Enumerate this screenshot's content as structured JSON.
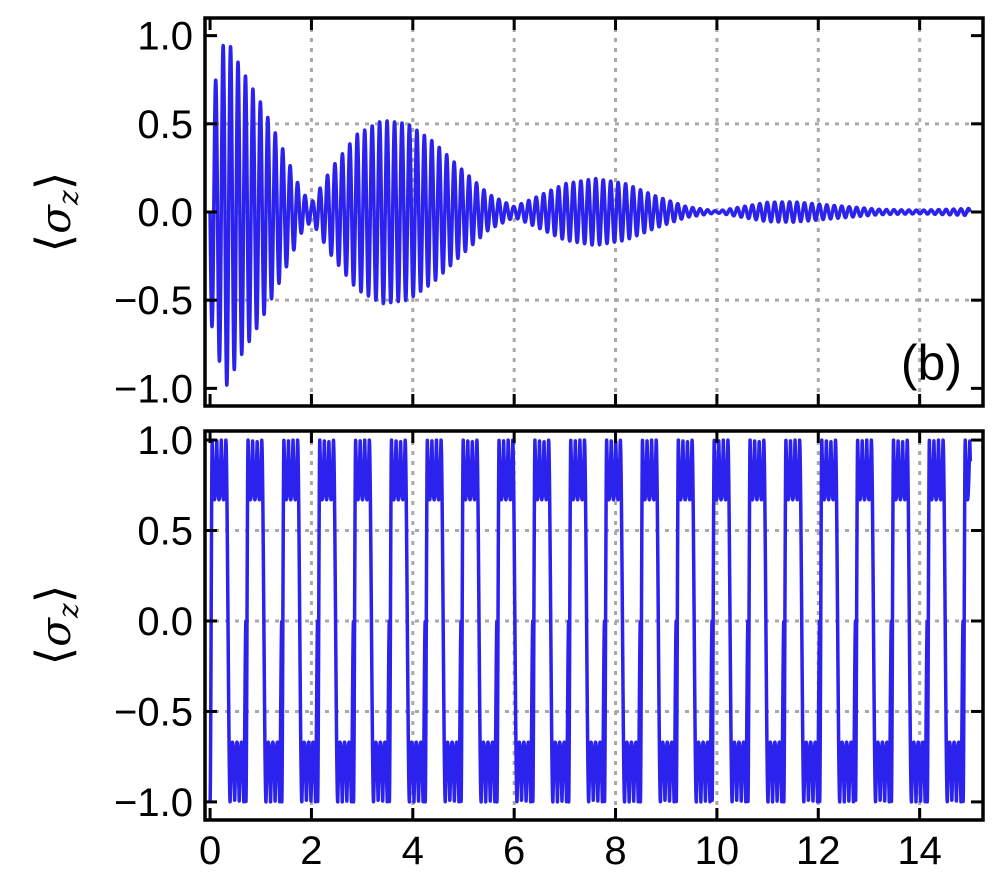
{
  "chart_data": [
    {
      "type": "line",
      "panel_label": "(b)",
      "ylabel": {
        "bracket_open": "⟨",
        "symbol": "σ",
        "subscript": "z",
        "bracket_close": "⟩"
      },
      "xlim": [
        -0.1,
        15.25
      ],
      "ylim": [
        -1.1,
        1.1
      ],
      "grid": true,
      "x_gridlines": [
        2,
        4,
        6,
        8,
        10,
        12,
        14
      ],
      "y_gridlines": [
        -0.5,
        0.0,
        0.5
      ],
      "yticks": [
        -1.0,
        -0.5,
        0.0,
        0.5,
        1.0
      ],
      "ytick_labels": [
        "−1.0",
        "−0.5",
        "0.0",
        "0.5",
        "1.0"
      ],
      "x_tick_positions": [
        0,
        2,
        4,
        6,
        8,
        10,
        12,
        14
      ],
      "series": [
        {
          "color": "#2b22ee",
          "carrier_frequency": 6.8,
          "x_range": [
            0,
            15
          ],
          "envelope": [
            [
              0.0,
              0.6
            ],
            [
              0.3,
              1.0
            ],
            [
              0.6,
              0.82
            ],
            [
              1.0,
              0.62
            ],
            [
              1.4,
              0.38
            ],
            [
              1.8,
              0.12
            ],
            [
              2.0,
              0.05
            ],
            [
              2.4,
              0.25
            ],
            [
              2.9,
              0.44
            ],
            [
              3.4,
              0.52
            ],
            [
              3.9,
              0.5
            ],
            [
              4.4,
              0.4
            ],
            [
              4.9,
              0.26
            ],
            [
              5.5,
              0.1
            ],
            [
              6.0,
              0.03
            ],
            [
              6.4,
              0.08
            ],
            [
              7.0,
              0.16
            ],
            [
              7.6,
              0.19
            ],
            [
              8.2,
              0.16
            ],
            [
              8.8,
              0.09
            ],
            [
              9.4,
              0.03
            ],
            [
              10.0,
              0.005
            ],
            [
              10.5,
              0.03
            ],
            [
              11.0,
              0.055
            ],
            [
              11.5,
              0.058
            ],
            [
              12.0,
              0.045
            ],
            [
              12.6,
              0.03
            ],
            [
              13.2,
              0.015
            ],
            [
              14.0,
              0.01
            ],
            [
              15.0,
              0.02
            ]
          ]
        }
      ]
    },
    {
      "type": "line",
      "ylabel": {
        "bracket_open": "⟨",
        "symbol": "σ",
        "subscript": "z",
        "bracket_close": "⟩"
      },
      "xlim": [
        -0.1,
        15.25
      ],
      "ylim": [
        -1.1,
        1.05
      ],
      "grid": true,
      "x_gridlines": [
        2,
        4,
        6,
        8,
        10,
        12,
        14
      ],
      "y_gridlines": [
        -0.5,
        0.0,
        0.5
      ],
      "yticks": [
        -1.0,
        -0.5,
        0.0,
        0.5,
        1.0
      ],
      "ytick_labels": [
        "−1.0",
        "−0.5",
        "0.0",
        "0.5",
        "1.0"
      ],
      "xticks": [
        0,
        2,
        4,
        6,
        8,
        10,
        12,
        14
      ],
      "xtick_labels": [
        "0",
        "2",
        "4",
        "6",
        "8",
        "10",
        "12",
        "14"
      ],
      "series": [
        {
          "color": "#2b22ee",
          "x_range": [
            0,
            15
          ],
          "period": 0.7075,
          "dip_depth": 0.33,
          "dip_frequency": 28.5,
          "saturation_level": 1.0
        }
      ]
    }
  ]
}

REQUIREMENTS. Go through the listing above and write it out again exactly, dropping the pictures.

THE SOLUTION.
Enumerate this screenshot's content as structured JSON.
{
  "chart_data": [
    {
      "type": "line",
      "panel_label": "(b)",
      "ylabel": {
        "bracket_open": "⟨",
        "symbol": "σ",
        "subscript": "z",
        "bracket_close": "⟩"
      },
      "xlim": [
        -0.1,
        15.25
      ],
      "ylim": [
        -1.1,
        1.1
      ],
      "grid": true,
      "x_gridlines": [
        2,
        4,
        6,
        8,
        10,
        12,
        14
      ],
      "y_gridlines": [
        -0.5,
        0.0,
        0.5
      ],
      "yticks": [
        -1.0,
        -0.5,
        0.0,
        0.5,
        1.0
      ],
      "ytick_labels": [
        "−1.0",
        "−0.5",
        "0.0",
        "0.5",
        "1.0"
      ],
      "x_tick_positions": [
        0,
        2,
        4,
        6,
        8,
        10,
        12,
        14
      ],
      "series": [
        {
          "color": "#2b22ee",
          "carrier_frequency": 6.8,
          "x_range": [
            0,
            15
          ],
          "envelope": [
            [
              0.0,
              0.6
            ],
            [
              0.3,
              1.0
            ],
            [
              0.6,
              0.82
            ],
            [
              1.0,
              0.62
            ],
            [
              1.4,
              0.38
            ],
            [
              1.8,
              0.12
            ],
            [
              2.0,
              0.05
            ],
            [
              2.4,
              0.25
            ],
            [
              2.9,
              0.44
            ],
            [
              3.4,
              0.52
            ],
            [
              3.9,
              0.5
            ],
            [
              4.4,
              0.4
            ],
            [
              4.9,
              0.26
            ],
            [
              5.5,
              0.1
            ],
            [
              6.0,
              0.03
            ],
            [
              6.4,
              0.08
            ],
            [
              7.0,
              0.16
            ],
            [
              7.6,
              0.19
            ],
            [
              8.2,
              0.16
            ],
            [
              8.8,
              0.09
            ],
            [
              9.4,
              0.03
            ],
            [
              10.0,
              0.005
            ],
            [
              10.5,
              0.03
            ],
            [
              11.0,
              0.055
            ],
            [
              11.5,
              0.058
            ],
            [
              12.0,
              0.045
            ],
            [
              12.6,
              0.03
            ],
            [
              13.2,
              0.015
            ],
            [
              14.0,
              0.01
            ],
            [
              15.0,
              0.02
            ]
          ]
        }
      ]
    },
    {
      "type": "line",
      "ylabel": {
        "bracket_open": "⟨",
        "symbol": "σ",
        "subscript": "z",
        "bracket_close": "⟩"
      },
      "xlim": [
        -0.1,
        15.25
      ],
      "ylim": [
        -1.1,
        1.05
      ],
      "grid": true,
      "x_gridlines": [
        2,
        4,
        6,
        8,
        10,
        12,
        14
      ],
      "y_gridlines": [
        -0.5,
        0.0,
        0.5
      ],
      "yticks": [
        -1.0,
        -0.5,
        0.0,
        0.5,
        1.0
      ],
      "ytick_labels": [
        "−1.0",
        "−0.5",
        "0.0",
        "0.5",
        "1.0"
      ],
      "xticks": [
        0,
        2,
        4,
        6,
        8,
        10,
        12,
        14
      ],
      "xtick_labels": [
        "0",
        "2",
        "4",
        "6",
        "8",
        "10",
        "12",
        "14"
      ],
      "series": [
        {
          "color": "#2b22ee",
          "x_range": [
            0,
            15
          ],
          "period": 0.7075,
          "dip_depth": 0.33,
          "dip_frequency": 28.5,
          "saturation_level": 1.0
        }
      ]
    }
  ]
}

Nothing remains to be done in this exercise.